#### Exercise inputs
* * *

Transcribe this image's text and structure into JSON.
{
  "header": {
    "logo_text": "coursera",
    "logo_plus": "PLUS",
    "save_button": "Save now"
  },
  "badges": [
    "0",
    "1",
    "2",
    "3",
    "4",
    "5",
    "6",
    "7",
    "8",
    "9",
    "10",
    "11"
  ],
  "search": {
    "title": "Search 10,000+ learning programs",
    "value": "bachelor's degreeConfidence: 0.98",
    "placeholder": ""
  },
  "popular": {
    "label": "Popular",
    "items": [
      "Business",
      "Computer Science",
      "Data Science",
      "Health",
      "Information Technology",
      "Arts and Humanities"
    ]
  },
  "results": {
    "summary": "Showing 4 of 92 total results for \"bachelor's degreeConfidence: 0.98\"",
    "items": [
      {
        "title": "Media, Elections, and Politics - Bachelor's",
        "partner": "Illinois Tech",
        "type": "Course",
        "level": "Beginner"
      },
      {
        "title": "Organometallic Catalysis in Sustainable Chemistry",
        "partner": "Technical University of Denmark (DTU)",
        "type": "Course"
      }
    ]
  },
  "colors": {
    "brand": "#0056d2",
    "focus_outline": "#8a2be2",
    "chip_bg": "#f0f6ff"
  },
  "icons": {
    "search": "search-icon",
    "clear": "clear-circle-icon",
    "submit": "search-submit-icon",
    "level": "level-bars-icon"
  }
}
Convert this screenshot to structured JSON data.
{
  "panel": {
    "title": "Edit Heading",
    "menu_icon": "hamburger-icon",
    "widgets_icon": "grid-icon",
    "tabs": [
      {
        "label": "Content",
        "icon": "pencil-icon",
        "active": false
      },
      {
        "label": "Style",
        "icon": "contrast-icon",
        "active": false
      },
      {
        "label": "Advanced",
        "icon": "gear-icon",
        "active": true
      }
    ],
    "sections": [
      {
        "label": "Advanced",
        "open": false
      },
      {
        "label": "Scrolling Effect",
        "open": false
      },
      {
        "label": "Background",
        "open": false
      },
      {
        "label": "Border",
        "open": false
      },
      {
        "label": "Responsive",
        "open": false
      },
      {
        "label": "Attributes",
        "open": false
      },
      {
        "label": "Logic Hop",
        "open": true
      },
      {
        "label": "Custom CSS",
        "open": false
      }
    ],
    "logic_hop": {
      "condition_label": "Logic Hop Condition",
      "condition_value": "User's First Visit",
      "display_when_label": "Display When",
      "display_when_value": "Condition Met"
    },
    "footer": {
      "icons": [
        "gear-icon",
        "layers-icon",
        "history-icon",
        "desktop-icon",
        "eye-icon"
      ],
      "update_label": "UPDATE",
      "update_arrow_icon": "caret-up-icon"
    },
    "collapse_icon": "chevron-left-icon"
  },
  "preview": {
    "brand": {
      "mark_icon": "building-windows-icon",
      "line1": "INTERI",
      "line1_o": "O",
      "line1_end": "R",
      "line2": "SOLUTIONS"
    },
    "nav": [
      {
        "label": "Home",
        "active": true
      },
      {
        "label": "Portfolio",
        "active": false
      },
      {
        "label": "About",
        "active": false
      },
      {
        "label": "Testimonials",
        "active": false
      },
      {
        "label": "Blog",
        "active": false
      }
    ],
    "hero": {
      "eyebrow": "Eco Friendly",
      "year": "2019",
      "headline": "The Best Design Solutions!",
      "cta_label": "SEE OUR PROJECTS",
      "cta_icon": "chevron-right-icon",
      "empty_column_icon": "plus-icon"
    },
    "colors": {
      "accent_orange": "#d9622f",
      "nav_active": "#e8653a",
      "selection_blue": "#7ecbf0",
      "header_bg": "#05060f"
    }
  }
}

* * *

Your task is to repeat every entry exactly.

#### Response to the exercise
Transcribe this image's text and structure into JSON.
{
  "header": {
    "logo_text": "coursera",
    "logo_plus": "PLUS",
    "save_button": "Save now"
  },
  "badges": [
    "0",
    "1",
    "2",
    "3",
    "4",
    "5",
    "6",
    "7",
    "8",
    "9",
    "10",
    "11"
  ],
  "search": {
    "title": "Search 10,000+ learning programs",
    "value": "bachelor's degreeConfidence: 0.98",
    "placeholder": ""
  },
  "popular": {
    "label": "Popular",
    "items": [
      "Business",
      "Computer Science",
      "Data Science",
      "Health",
      "Information Technology",
      "Arts and Humanities"
    ]
  },
  "results": {
    "summary": "Showing 4 of 92 total results for \"bachelor's degreeConfidence: 0.98\"",
    "items": [
      {
        "title": "Media, Elections, and Politics - Bachelor's",
        "partner": "Illinois Tech",
        "type": "Course",
        "level": "Beginner"
      },
      {
        "title": "Organometallic Catalysis in Sustainable Chemistry",
        "partner": "Technical University of Denmark (DTU)",
        "type": "Course"
      }
    ]
  },
  "colors": {
    "brand": "#0056d2",
    "focus_outline": "#8a2be2",
    "chip_bg": "#f0f6ff"
  },
  "icons": {
    "search": "search-icon",
    "clear": "clear-circle-icon",
    "submit": "search-submit-icon",
    "level": "level-bars-icon"
  }
}
Convert this screenshot to structured JSON data.
{
  "panel": {
    "title": "Edit Heading",
    "menu_icon": "hamburger-icon",
    "widgets_icon": "grid-icon",
    "tabs": [
      {
        "label": "Content",
        "icon": "pencil-icon",
        "active": false
      },
      {
        "label": "Style",
        "icon": "contrast-icon",
        "active": false
      },
      {
        "label": "Advanced",
        "icon": "gear-icon",
        "active": true
      }
    ],
    "sections": [
      {
        "label": "Advanced",
        "open": false
      },
      {
        "label": "Scrolling Effect",
        "open": false
      },
      {
        "label": "Background",
        "open": false
      },
      {
        "label": "Border",
        "open": false
      },
      {
        "label": "Responsive",
        "open": false
      },
      {
        "label": "Attributes",
        "open": false
      },
      {
        "label": "Logic Hop",
        "open": true
      },
      {
        "label": "Custom CSS",
        "open": false
      }
    ],
    "logic_hop": {
      "condition_label": "Logic Hop Condition",
      "condition_value": "User's First Visit",
      "display_when_label": "Display When",
      "display_when_value": "Condition Met"
    },
    "footer": {
      "icons": [
        "gear-icon",
        "layers-icon",
        "history-icon",
        "desktop-icon",
        "eye-icon"
      ],
      "update_label": "UPDATE",
      "update_arrow_icon": "caret-up-icon"
    },
    "collapse_icon": "chevron-left-icon"
  },
  "preview": {
    "brand": {
      "mark_icon": "building-windows-icon",
      "line1": "INTERI",
      "line1_o": "O",
      "line1_end": "R",
      "line2": "SOLUTIONS"
    },
    "nav": [
      {
        "label": "Home",
        "active": true
      },
      {
        "label": "Portfolio",
        "active": false
      },
      {
        "label": "About",
        "active": false
      },
      {
        "label": "Testimonials",
        "active": false
      },
      {
        "label": "Blog",
        "active": false
      }
    ],
    "hero": {
      "eyebrow": "Eco Friendly",
      "year": "2019",
      "headline": "The Best Design Solutions!",
      "cta_label": "SEE OUR PROJECTS",
      "cta_icon": "chevron-right-icon",
      "empty_column_icon": "plus-icon"
    },
    "colors": {
      "accent_orange": "#d9622f",
      "nav_active": "#e8653a",
      "selection_blue": "#7ecbf0",
      "header_bg": "#05060f"
    }
  }
}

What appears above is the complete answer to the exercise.